* **Short exercise**: Restate all of the entries exactly, dropping any pictures they hold.

* **Data in this exercise**:
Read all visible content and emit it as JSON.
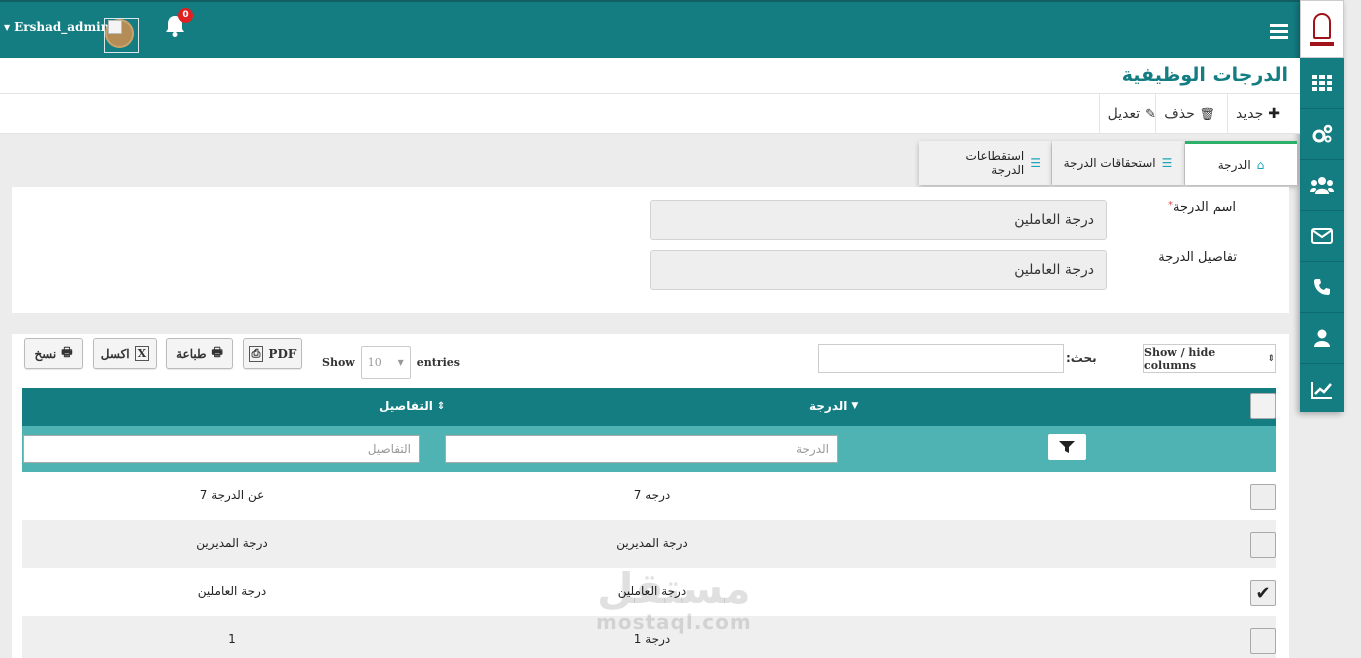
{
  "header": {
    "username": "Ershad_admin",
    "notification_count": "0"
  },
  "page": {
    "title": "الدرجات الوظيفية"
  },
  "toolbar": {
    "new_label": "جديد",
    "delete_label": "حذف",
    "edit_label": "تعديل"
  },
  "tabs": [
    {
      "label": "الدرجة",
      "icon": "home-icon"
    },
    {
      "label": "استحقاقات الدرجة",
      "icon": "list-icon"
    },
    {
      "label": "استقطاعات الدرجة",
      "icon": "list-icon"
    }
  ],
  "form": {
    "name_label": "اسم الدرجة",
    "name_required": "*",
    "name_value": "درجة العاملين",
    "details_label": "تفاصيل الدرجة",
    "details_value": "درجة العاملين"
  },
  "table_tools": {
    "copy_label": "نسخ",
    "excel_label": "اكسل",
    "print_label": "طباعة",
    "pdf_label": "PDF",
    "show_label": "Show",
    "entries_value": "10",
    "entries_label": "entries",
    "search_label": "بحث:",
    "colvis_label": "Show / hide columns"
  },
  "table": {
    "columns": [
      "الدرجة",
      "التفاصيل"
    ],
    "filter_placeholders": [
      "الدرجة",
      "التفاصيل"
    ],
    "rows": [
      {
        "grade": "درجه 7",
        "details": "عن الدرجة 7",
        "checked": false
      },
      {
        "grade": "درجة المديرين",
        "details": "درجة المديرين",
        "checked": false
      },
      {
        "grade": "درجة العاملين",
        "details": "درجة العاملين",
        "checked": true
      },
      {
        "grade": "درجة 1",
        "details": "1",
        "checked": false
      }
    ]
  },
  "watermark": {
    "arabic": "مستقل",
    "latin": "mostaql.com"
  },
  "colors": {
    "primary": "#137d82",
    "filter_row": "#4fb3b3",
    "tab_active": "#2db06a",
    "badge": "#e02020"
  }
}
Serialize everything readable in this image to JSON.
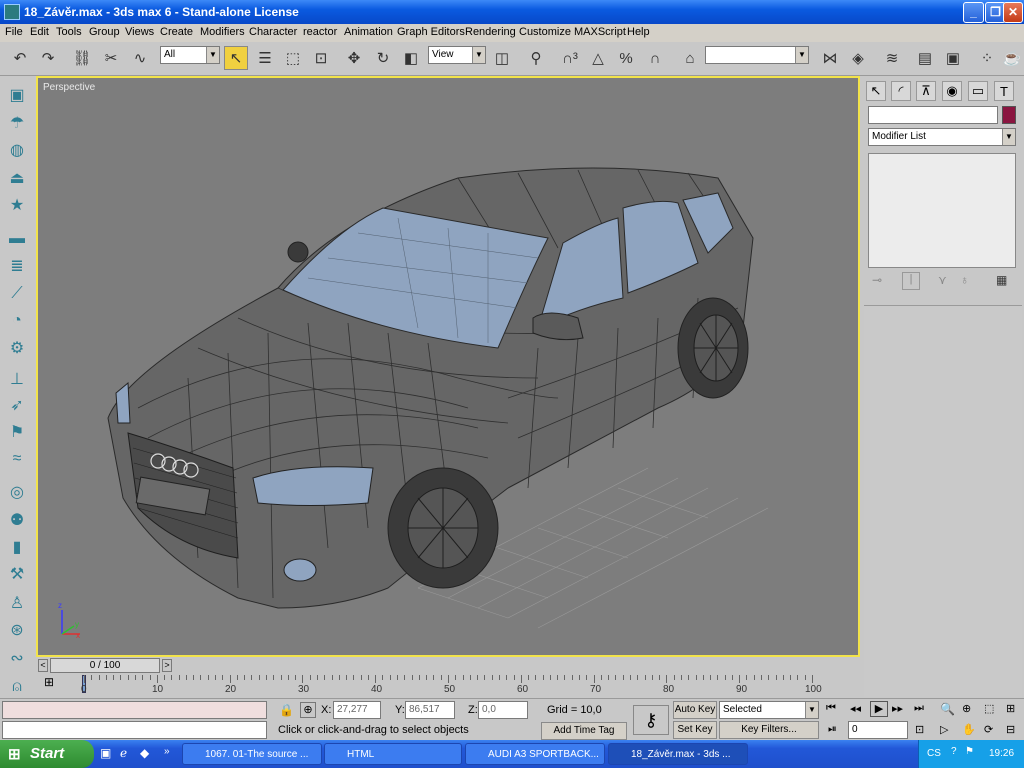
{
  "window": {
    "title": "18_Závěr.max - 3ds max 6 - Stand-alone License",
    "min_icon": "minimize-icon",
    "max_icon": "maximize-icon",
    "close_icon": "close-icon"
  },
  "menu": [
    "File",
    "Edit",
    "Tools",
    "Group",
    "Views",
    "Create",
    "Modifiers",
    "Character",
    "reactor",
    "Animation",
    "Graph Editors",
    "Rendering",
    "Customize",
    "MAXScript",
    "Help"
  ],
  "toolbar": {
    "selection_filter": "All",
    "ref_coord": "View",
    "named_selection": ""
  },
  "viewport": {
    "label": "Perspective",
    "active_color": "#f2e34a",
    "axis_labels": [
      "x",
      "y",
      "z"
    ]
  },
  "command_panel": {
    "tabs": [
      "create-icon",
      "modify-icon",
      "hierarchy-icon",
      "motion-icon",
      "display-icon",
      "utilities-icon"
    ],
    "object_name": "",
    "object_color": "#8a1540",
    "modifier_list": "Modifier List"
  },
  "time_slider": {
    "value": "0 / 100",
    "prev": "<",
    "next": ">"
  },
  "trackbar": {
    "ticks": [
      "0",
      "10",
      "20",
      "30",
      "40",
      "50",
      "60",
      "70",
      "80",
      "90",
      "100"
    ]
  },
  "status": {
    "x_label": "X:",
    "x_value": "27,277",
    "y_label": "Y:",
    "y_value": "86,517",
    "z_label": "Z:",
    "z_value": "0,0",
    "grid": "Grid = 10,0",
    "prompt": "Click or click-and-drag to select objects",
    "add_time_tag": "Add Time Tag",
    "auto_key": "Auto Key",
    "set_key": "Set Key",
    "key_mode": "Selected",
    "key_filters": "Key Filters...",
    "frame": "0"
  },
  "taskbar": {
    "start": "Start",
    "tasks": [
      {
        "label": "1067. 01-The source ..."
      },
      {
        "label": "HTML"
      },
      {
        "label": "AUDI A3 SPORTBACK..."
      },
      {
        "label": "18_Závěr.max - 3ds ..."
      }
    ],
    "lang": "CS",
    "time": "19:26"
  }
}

* **Right answer**:
Read all visible content and emit it as JSON.
{
  "header": {
    "username": "Ershad_admin",
    "notification_count": "0"
  },
  "page": {
    "title": "الدرجات الوظيفية"
  },
  "toolbar": {
    "new_label": "جديد",
    "delete_label": "حذف",
    "edit_label": "تعديل"
  },
  "tabs": [
    {
      "label": "الدرجة",
      "icon": "home-icon"
    },
    {
      "label": "استحقاقات الدرجة",
      "icon": "list-icon"
    },
    {
      "label": "استقطاعات الدرجة",
      "icon": "list-icon"
    }
  ],
  "form": {
    "name_label": "اسم الدرجة",
    "name_required": "*",
    "name_value": "درجة العاملين",
    "details_label": "تفاصيل الدرجة",
    "details_value": "درجة العاملين"
  },
  "table_tools": {
    "copy_label": "نسخ",
    "excel_label": "اكسل",
    "print_label": "طباعة",
    "pdf_label": "PDF",
    "show_label": "Show",
    "entries_value": "10",
    "entries_label": "entries",
    "search_label": "بحث:",
    "colvis_label": "Show / hide columns"
  },
  "table": {
    "columns": [
      "الدرجة",
      "التفاصيل"
    ],
    "filter_placeholders": [
      "الدرجة",
      "التفاصيل"
    ],
    "rows": [
      {
        "grade": "درجه 7",
        "details": "عن الدرجة 7",
        "checked": false
      },
      {
        "grade": "درجة المديرين",
        "details": "درجة المديرين",
        "checked": false
      },
      {
        "grade": "درجة العاملين",
        "details": "درجة العاملين",
        "checked": true
      },
      {
        "grade": "درجة 1",
        "details": "1",
        "checked": false
      }
    ]
  },
  "watermark": {
    "arabic": "مستقل",
    "latin": "mostaql.com"
  },
  "colors": {
    "primary": "#137d82",
    "filter_row": "#4fb3b3",
    "tab_active": "#2db06a",
    "badge": "#e02020"
  }
}
Serialize everything readable in this image to JSON.
{
  "window": {
    "title": "18_Závěr.max - 3ds max 6 - Stand-alone License",
    "min_icon": "minimize-icon",
    "max_icon": "maximize-icon",
    "close_icon": "close-icon"
  },
  "menu": [
    "File",
    "Edit",
    "Tools",
    "Group",
    "Views",
    "Create",
    "Modifiers",
    "Character",
    "reactor",
    "Animation",
    "Graph Editors",
    "Rendering",
    "Customize",
    "MAXScript",
    "Help"
  ],
  "toolbar": {
    "selection_filter": "All",
    "ref_coord": "View",
    "named_selection": ""
  },
  "viewport": {
    "label": "Perspective",
    "active_color": "#f2e34a",
    "axis_labels": [
      "x",
      "y",
      "z"
    ]
  },
  "command_panel": {
    "tabs": [
      "create-icon",
      "modify-icon",
      "hierarchy-icon",
      "motion-icon",
      "display-icon",
      "utilities-icon"
    ],
    "object_name": "",
    "object_color": "#8a1540",
    "modifier_list": "Modifier List"
  },
  "time_slider": {
    "value": "0 / 100",
    "prev": "<",
    "next": ">"
  },
  "trackbar": {
    "ticks": [
      "0",
      "10",
      "20",
      "30",
      "40",
      "50",
      "60",
      "70",
      "80",
      "90",
      "100"
    ]
  },
  "status": {
    "x_label": "X:",
    "x_value": "27,277",
    "y_label": "Y:",
    "y_value": "86,517",
    "z_label": "Z:",
    "z_value": "0,0",
    "grid": "Grid = 10,0",
    "prompt": "Click or click-and-drag to select objects",
    "add_time_tag": "Add Time Tag",
    "auto_key": "Auto Key",
    "set_key": "Set Key",
    "key_mode": "Selected",
    "key_filters": "Key Filters...",
    "frame": "0"
  },
  "taskbar": {
    "start": "Start",
    "tasks": [
      {
        "label": "1067. 01-The source ..."
      },
      {
        "label": "HTML"
      },
      {
        "label": "AUDI A3 SPORTBACK..."
      },
      {
        "label": "18_Závěr.max - 3ds ..."
      }
    ],
    "lang": "CS",
    "time": "19:26"
  }
}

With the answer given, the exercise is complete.